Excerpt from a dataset
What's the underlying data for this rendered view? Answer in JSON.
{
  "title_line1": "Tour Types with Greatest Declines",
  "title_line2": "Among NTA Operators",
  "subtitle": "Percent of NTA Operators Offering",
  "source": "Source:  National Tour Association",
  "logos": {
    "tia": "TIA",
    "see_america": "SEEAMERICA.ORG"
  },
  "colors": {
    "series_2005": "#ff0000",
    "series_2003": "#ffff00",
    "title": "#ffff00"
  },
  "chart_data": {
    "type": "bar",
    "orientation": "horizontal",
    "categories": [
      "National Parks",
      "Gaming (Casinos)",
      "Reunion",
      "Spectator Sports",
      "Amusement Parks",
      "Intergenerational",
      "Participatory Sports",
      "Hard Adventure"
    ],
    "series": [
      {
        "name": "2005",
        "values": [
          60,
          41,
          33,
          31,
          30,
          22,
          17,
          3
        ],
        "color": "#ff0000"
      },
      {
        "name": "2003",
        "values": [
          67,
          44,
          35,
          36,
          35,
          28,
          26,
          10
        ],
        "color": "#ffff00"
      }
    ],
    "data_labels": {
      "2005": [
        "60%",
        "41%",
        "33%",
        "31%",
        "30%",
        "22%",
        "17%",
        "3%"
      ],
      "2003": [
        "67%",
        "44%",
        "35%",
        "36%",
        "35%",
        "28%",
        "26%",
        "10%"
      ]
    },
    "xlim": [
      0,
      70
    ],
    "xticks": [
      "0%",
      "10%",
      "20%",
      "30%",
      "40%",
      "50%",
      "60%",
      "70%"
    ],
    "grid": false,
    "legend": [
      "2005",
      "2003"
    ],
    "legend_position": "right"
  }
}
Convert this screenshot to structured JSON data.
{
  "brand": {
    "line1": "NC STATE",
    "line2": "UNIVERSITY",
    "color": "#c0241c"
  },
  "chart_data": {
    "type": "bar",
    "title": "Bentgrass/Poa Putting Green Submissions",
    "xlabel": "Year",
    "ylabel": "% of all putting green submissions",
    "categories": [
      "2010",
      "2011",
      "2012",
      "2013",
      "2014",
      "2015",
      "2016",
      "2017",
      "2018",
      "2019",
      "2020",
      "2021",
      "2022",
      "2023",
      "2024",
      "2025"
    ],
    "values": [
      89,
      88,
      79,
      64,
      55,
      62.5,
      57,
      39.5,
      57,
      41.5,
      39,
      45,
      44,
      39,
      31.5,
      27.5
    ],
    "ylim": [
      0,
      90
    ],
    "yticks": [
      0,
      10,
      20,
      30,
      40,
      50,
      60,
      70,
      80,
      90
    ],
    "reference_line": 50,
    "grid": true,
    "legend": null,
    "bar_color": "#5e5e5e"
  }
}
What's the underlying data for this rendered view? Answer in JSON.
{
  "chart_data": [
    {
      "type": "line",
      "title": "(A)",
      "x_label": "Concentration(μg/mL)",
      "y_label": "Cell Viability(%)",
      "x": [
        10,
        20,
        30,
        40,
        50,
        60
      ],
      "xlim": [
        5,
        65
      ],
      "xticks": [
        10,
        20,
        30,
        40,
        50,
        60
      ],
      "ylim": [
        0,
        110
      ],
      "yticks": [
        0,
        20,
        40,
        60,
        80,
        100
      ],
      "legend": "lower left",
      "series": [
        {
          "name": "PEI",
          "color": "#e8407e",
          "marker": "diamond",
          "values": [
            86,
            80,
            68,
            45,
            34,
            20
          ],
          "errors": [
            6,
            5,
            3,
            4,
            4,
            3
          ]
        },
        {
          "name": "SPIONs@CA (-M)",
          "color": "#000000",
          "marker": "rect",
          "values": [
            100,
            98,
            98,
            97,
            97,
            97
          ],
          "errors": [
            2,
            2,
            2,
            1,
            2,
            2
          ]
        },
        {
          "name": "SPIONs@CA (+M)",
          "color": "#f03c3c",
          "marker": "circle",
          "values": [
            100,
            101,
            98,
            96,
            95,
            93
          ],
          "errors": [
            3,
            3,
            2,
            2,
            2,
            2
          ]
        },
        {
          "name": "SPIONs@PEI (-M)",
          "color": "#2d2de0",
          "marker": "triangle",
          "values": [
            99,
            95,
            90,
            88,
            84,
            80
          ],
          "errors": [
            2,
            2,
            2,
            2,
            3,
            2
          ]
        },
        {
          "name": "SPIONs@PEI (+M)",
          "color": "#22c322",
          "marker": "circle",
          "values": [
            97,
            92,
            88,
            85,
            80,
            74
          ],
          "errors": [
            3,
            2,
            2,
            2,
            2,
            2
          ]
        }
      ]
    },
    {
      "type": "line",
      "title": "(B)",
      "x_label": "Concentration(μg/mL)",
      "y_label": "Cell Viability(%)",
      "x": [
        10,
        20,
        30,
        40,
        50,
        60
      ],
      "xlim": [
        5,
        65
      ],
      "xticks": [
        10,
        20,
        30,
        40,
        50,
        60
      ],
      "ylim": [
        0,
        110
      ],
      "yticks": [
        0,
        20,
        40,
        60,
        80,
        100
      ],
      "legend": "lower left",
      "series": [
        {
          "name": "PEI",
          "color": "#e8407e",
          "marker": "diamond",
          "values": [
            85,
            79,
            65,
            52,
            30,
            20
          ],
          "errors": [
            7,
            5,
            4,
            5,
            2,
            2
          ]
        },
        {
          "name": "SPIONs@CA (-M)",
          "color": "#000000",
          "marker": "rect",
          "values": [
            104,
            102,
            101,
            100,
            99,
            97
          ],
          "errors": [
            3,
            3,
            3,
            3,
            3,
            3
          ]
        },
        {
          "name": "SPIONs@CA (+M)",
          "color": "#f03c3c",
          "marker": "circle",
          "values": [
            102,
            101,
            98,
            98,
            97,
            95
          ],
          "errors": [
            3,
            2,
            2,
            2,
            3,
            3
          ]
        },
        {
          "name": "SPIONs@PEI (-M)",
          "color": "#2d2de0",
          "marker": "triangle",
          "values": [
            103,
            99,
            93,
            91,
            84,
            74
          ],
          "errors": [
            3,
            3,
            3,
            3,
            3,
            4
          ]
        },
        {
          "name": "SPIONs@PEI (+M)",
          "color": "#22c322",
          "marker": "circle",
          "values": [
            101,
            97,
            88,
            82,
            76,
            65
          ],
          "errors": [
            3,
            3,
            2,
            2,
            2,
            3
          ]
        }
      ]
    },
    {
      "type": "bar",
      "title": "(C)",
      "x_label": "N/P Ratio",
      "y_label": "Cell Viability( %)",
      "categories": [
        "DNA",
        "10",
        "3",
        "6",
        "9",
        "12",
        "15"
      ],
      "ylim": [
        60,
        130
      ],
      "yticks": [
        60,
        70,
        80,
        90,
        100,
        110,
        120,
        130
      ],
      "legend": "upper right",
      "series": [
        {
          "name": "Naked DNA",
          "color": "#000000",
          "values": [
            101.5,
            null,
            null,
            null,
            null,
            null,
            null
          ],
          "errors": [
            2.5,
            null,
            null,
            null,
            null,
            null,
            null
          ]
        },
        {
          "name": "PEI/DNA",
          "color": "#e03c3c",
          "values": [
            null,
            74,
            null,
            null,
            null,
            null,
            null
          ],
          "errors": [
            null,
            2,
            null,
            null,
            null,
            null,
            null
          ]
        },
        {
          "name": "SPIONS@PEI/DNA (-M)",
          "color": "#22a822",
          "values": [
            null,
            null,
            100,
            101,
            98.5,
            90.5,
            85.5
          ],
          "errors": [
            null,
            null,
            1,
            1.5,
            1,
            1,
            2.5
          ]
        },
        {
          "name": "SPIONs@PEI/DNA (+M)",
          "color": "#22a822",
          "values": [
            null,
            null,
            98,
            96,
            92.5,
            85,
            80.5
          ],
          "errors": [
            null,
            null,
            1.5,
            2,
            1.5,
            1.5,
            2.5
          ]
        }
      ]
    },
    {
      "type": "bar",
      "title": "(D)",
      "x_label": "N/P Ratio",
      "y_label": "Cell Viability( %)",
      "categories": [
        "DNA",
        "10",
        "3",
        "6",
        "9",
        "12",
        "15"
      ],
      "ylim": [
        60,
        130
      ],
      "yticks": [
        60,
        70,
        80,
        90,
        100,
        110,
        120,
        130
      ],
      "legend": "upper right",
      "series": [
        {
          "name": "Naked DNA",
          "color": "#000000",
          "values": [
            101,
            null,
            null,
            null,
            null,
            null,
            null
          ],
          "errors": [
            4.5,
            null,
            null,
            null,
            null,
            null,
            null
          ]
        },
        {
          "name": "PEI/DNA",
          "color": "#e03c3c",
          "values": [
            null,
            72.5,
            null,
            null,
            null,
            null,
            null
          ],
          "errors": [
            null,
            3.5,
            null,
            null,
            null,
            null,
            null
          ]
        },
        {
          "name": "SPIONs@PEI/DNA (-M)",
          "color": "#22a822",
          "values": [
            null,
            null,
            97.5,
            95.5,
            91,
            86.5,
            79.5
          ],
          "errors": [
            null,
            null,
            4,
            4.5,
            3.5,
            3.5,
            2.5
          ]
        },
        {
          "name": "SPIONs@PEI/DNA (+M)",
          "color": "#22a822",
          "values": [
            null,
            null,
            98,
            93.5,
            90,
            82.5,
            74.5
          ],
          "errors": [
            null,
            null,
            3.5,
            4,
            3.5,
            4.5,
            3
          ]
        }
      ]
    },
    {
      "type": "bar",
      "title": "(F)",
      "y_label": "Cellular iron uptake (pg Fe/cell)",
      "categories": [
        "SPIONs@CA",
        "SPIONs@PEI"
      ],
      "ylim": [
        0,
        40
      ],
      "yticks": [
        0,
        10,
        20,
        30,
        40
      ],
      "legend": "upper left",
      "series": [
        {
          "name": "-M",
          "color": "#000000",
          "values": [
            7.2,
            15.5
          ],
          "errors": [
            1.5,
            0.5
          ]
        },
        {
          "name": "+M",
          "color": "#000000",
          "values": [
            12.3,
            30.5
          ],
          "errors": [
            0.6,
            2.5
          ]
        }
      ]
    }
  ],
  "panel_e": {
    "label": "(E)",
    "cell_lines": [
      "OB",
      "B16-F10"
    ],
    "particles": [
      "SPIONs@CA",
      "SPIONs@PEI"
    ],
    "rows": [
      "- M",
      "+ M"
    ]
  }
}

### EXERCISE TASK
From the entries above, return each line with the word "Operators" in it.

### ANSWER IN FULL
  "title_line2": "Among NTA Operators",
  "subtitle": "Percent of NTA Operators Offering",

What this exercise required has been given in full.